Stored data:
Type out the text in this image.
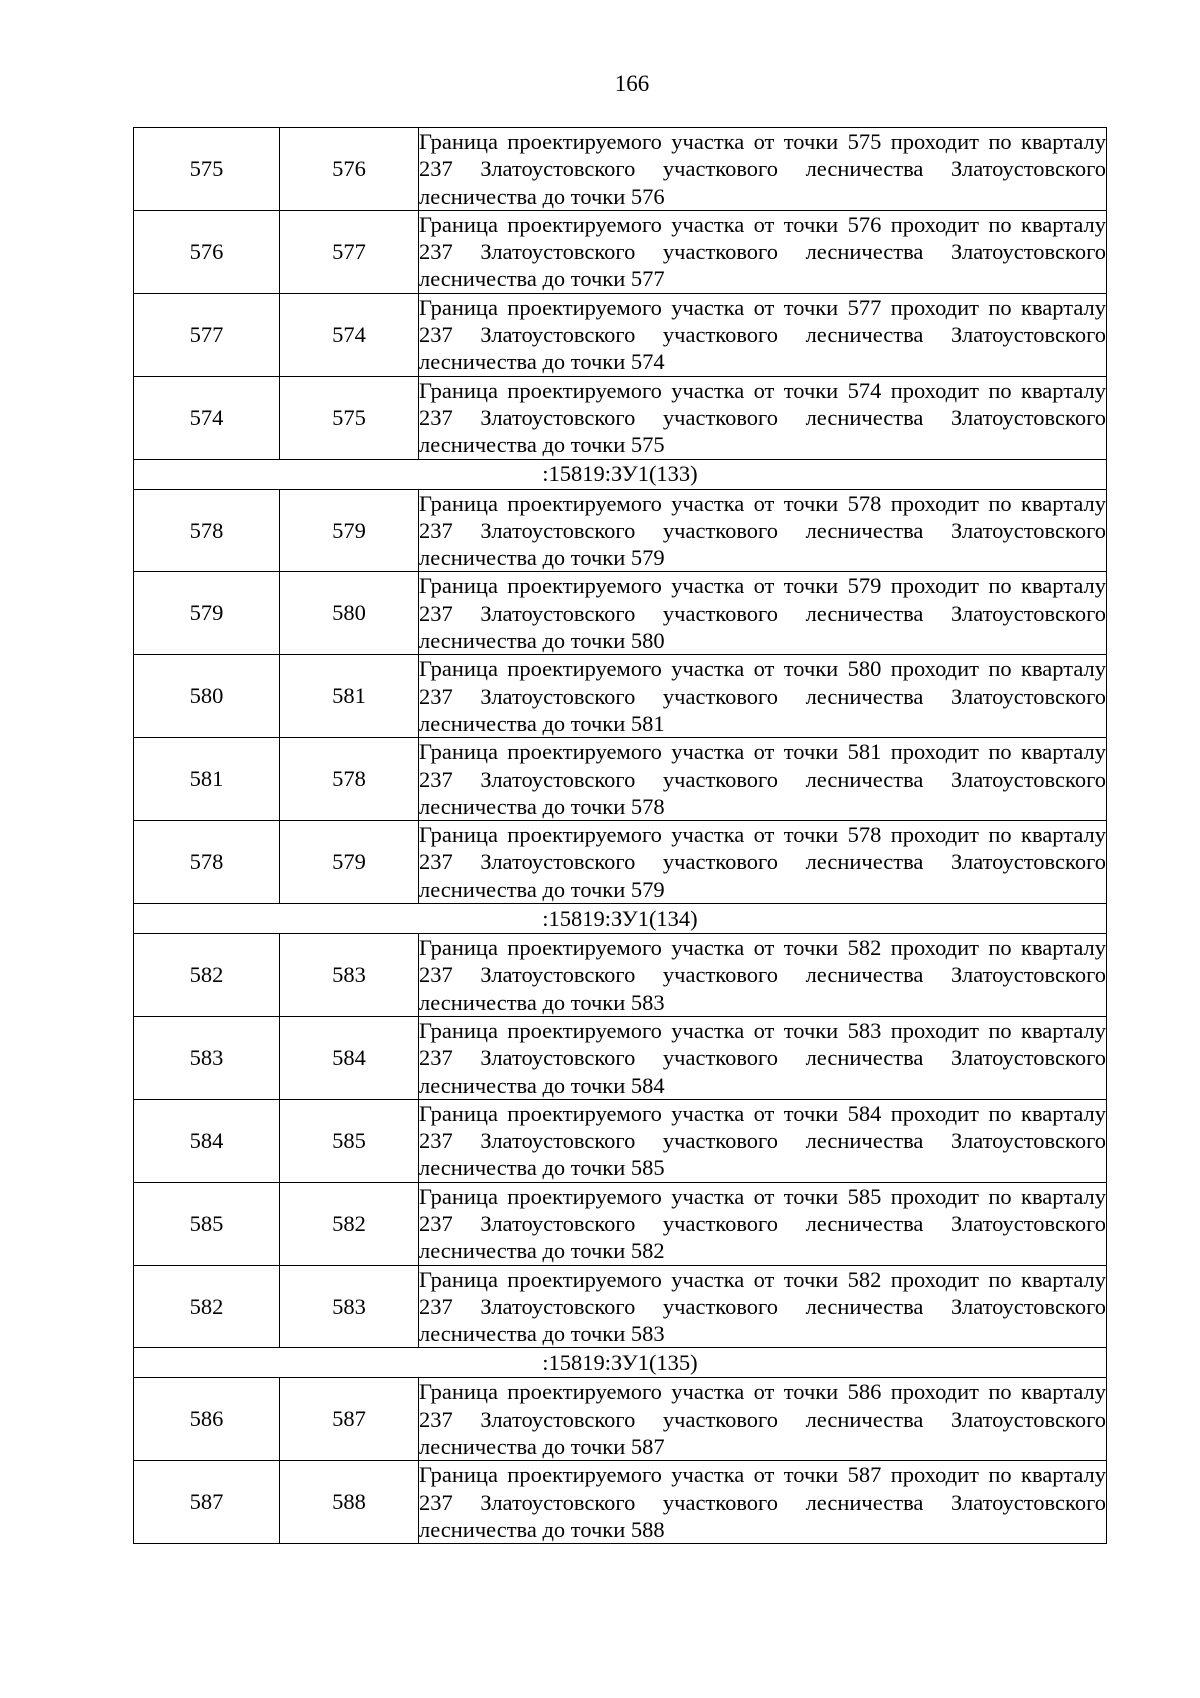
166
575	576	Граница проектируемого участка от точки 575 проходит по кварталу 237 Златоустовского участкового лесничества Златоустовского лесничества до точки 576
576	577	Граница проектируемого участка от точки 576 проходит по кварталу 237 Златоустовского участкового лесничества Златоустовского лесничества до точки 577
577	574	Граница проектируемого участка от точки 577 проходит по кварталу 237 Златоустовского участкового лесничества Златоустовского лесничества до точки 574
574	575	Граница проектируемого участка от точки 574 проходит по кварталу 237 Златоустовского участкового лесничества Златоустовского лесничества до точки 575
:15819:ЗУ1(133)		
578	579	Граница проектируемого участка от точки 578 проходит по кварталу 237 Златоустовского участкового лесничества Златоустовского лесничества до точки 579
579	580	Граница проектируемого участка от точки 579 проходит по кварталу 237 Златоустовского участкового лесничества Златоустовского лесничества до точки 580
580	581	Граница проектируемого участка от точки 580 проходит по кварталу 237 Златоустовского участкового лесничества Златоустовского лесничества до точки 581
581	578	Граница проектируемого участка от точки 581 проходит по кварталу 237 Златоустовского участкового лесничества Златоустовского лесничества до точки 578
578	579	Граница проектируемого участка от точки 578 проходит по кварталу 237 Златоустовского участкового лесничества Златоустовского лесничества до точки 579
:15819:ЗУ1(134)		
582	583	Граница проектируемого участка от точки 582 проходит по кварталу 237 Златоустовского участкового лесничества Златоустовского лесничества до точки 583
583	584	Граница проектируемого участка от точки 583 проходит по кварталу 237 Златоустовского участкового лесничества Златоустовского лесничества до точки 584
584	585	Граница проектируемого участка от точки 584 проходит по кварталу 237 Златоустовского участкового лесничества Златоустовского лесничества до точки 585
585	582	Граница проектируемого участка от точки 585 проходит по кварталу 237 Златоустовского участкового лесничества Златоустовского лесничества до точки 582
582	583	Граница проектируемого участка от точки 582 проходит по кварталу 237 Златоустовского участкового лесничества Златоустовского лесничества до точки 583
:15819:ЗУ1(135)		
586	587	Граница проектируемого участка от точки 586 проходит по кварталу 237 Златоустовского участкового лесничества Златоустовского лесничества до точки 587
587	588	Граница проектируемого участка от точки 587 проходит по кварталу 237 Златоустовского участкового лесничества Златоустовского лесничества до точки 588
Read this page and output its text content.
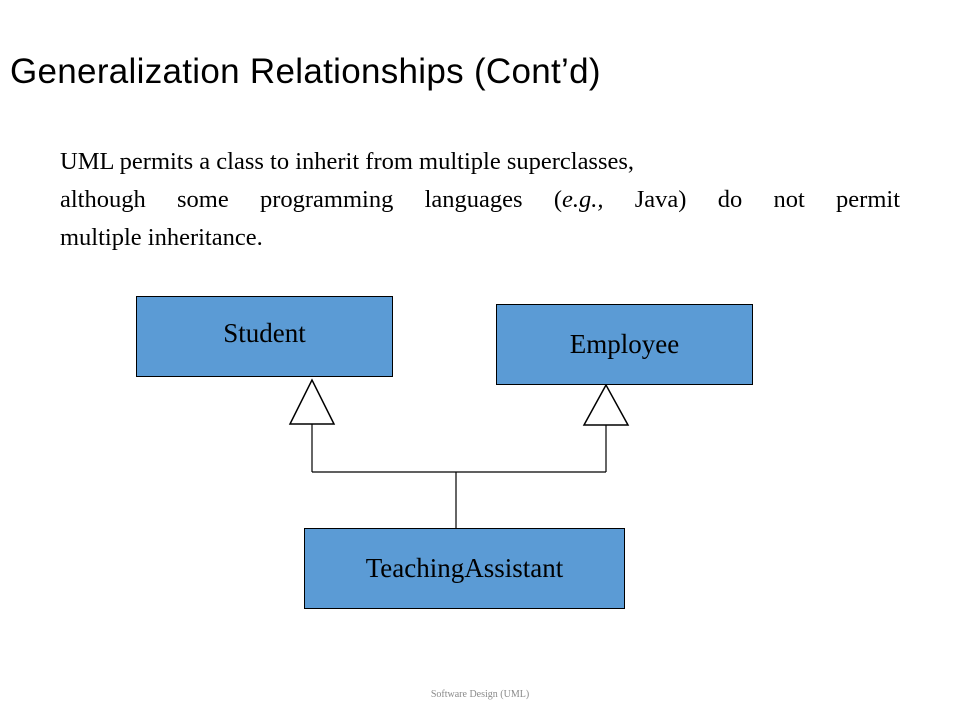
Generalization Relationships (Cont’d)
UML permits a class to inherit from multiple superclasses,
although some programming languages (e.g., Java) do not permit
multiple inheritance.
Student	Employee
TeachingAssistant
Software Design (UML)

==

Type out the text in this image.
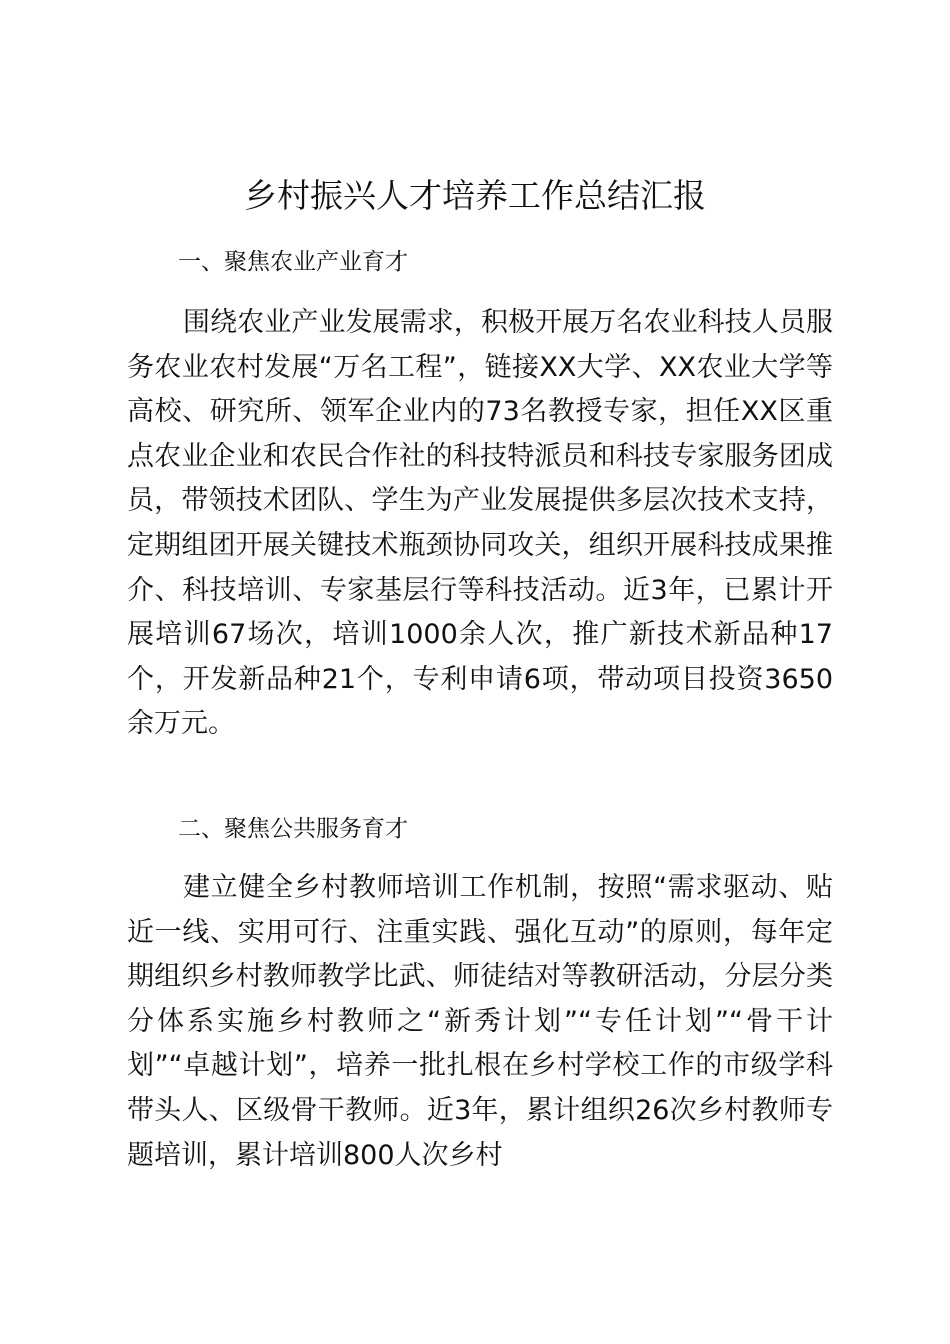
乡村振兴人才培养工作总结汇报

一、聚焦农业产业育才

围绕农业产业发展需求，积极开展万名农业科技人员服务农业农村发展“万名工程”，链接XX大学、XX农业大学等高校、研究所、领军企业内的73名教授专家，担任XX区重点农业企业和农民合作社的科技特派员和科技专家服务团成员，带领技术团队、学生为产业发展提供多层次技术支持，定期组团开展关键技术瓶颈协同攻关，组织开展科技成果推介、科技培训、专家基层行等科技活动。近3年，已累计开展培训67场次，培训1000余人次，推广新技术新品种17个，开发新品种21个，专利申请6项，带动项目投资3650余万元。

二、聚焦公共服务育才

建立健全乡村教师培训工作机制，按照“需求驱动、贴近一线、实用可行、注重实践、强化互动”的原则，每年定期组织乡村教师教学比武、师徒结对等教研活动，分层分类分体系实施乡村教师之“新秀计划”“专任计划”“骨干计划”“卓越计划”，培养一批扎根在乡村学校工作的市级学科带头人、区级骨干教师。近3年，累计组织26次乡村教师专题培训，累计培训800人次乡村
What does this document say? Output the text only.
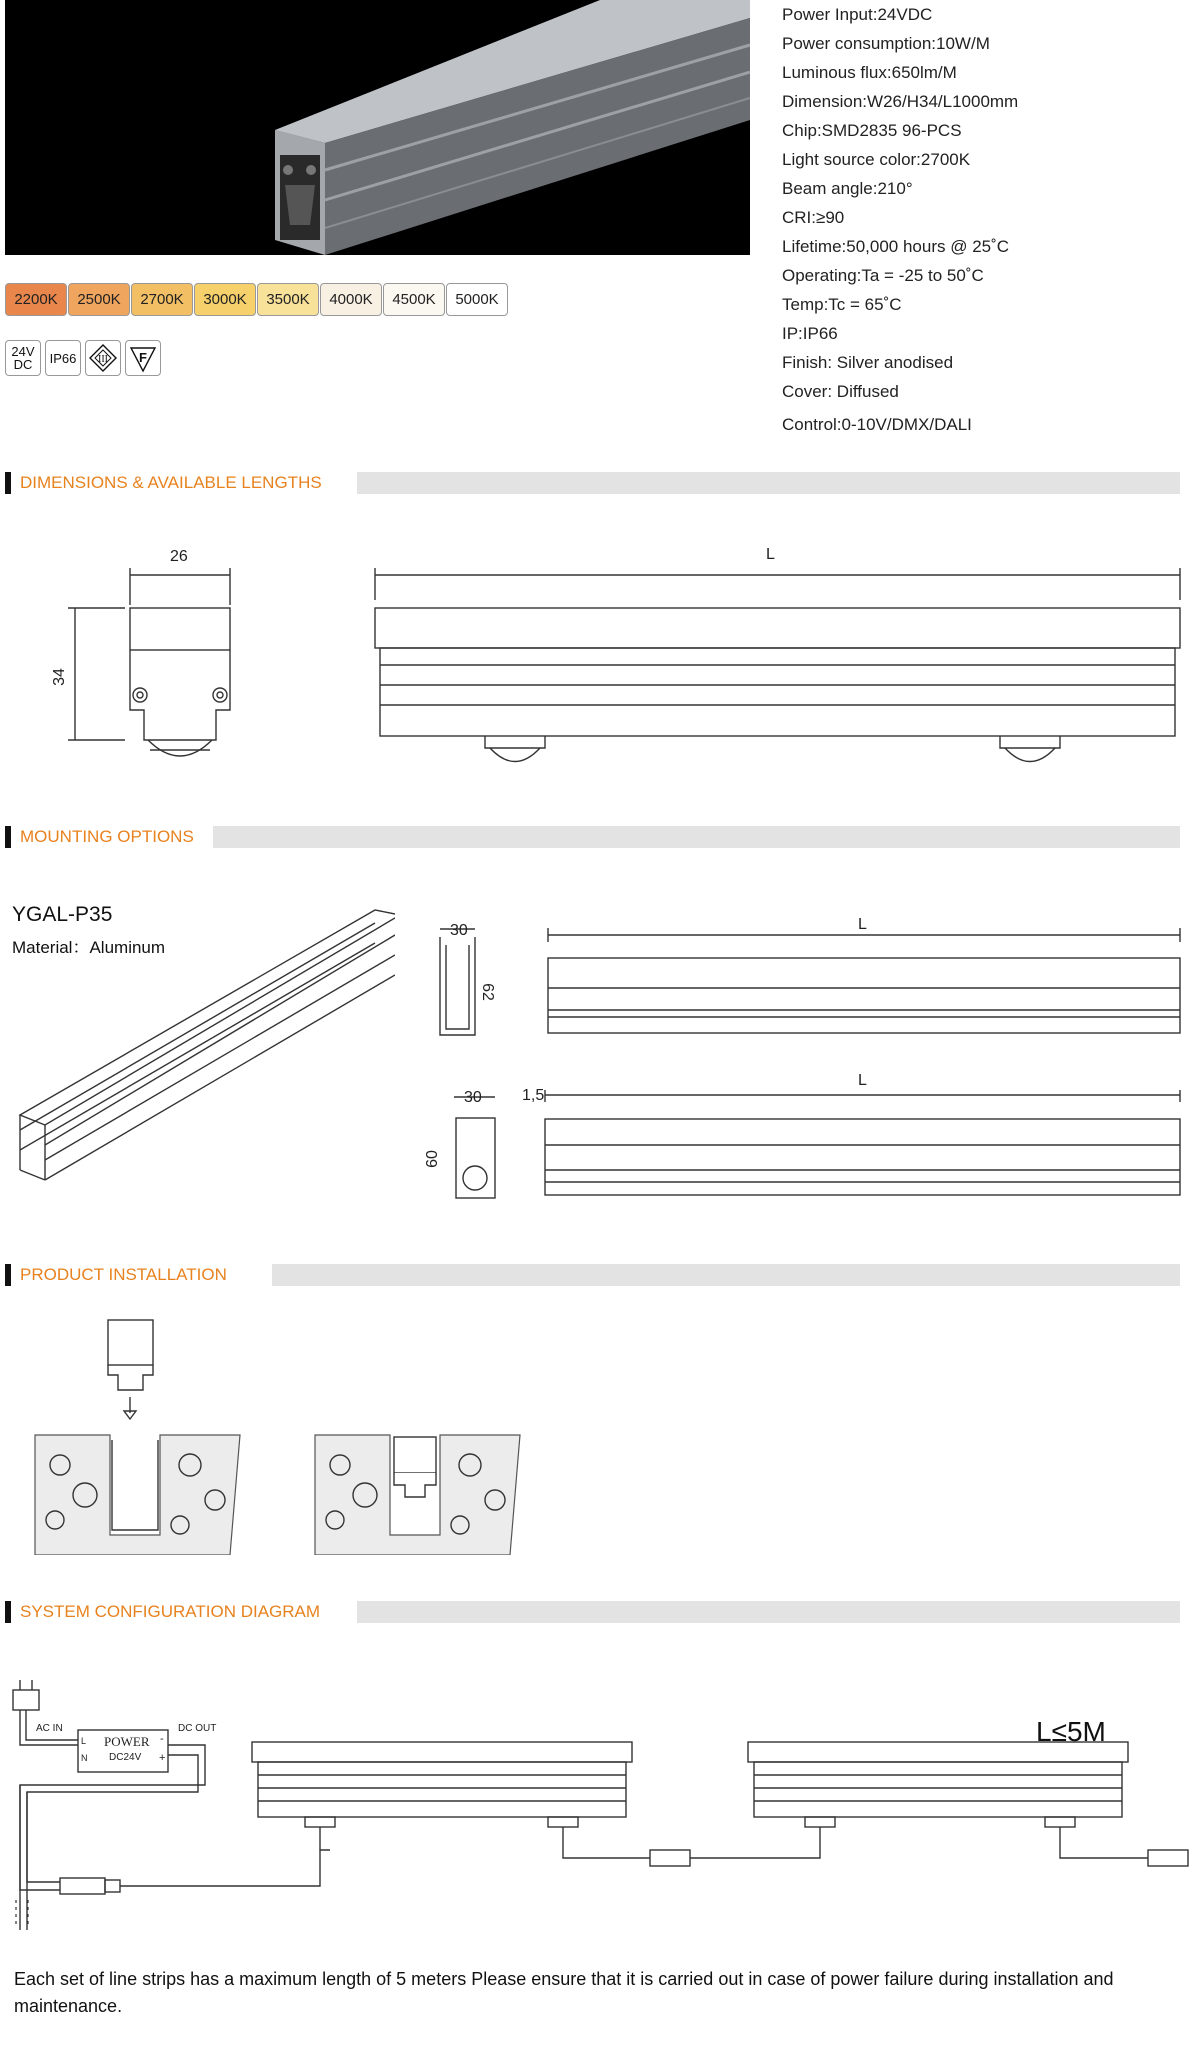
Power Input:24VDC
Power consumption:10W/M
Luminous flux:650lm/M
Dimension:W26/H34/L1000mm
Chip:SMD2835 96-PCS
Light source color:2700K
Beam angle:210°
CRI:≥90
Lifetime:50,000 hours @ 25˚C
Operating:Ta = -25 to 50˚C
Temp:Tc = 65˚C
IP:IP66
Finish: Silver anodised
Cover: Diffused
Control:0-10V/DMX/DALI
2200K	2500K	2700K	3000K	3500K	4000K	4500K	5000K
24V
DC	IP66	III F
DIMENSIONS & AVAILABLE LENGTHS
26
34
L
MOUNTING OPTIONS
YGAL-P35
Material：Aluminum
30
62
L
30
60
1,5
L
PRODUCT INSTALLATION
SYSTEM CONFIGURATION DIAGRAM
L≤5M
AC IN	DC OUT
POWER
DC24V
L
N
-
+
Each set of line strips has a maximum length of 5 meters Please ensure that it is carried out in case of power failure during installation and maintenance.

==

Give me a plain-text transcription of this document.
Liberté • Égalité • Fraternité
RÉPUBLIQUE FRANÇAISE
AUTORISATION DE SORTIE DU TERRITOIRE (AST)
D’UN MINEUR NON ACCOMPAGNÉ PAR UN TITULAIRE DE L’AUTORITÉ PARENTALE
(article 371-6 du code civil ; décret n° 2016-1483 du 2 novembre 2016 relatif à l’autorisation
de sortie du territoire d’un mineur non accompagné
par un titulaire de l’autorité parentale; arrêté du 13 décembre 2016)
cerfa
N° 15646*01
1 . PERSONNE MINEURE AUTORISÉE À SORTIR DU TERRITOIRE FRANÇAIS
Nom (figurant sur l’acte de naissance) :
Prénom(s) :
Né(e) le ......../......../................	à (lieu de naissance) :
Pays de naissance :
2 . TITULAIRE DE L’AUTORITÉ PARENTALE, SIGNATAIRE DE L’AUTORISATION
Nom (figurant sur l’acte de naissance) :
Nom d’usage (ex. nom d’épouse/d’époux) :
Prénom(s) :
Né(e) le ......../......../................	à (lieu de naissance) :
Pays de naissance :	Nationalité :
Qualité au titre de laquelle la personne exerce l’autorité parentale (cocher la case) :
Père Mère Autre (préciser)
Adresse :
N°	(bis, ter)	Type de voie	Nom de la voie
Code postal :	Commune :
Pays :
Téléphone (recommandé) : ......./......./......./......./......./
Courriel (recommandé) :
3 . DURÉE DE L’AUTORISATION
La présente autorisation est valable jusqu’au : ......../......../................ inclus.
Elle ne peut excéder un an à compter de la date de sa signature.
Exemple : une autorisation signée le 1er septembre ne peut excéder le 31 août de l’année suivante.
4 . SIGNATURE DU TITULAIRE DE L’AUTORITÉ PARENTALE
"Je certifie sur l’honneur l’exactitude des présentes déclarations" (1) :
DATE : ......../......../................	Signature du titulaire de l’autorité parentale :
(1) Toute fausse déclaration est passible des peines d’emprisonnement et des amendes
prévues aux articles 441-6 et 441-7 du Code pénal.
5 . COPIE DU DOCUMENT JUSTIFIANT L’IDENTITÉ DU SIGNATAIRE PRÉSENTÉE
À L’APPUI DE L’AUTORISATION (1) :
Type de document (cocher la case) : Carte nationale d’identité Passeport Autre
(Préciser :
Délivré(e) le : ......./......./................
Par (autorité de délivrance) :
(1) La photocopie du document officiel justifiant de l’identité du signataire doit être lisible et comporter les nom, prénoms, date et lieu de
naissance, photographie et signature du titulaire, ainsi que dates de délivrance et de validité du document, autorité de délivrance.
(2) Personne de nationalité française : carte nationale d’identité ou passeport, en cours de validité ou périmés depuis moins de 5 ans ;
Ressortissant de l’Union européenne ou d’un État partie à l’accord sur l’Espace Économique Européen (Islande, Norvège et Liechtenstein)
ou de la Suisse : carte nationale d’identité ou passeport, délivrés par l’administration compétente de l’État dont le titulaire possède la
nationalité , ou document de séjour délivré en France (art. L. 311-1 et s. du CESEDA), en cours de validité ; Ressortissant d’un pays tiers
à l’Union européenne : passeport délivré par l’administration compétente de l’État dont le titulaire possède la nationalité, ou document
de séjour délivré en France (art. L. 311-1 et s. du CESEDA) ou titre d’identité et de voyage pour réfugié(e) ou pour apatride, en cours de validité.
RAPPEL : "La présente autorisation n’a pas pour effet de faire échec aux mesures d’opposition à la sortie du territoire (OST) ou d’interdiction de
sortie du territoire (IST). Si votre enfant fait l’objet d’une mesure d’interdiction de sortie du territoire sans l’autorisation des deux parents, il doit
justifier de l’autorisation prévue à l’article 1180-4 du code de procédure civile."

▶ SET EXERCISE
Copy down every line of the entries containing the word "CESEDA".

▶ TASK RESULT
nationalité , ou document de séjour délivré en France (art. L. 311-1 et s. du CESEDA), en cours de validité ; Ressortissant d’un pays tiers
de séjour délivré en France (art. L. 311-1 et s. du CESEDA) ou titre d’identité et de voyage pour réfugié(e) ou pour apatride, en cours de validité.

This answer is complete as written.